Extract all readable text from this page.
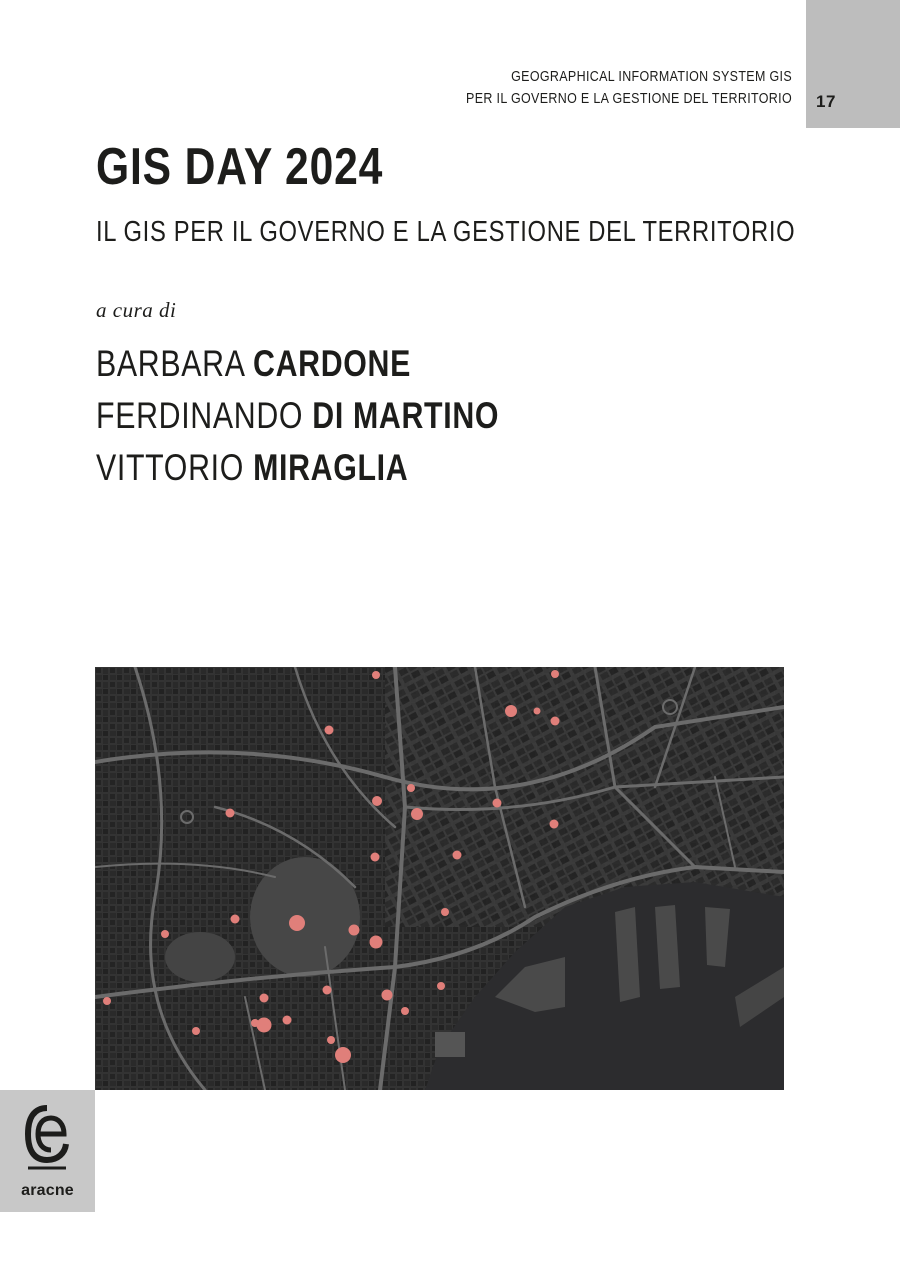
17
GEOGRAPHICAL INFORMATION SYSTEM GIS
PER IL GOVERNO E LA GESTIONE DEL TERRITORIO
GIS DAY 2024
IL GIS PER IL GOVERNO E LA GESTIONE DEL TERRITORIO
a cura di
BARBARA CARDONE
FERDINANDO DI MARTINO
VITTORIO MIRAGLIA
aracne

----

• _Required work_: Above are the records; copy every line in them that holds the word "TERRITORIO".

• _Response for this exercise_:
PER IL GOVERNO E LA GESTIONE DEL TERRITORIO
IL GIS PER IL GOVERNO E LA GESTIONE DEL TERRITORIO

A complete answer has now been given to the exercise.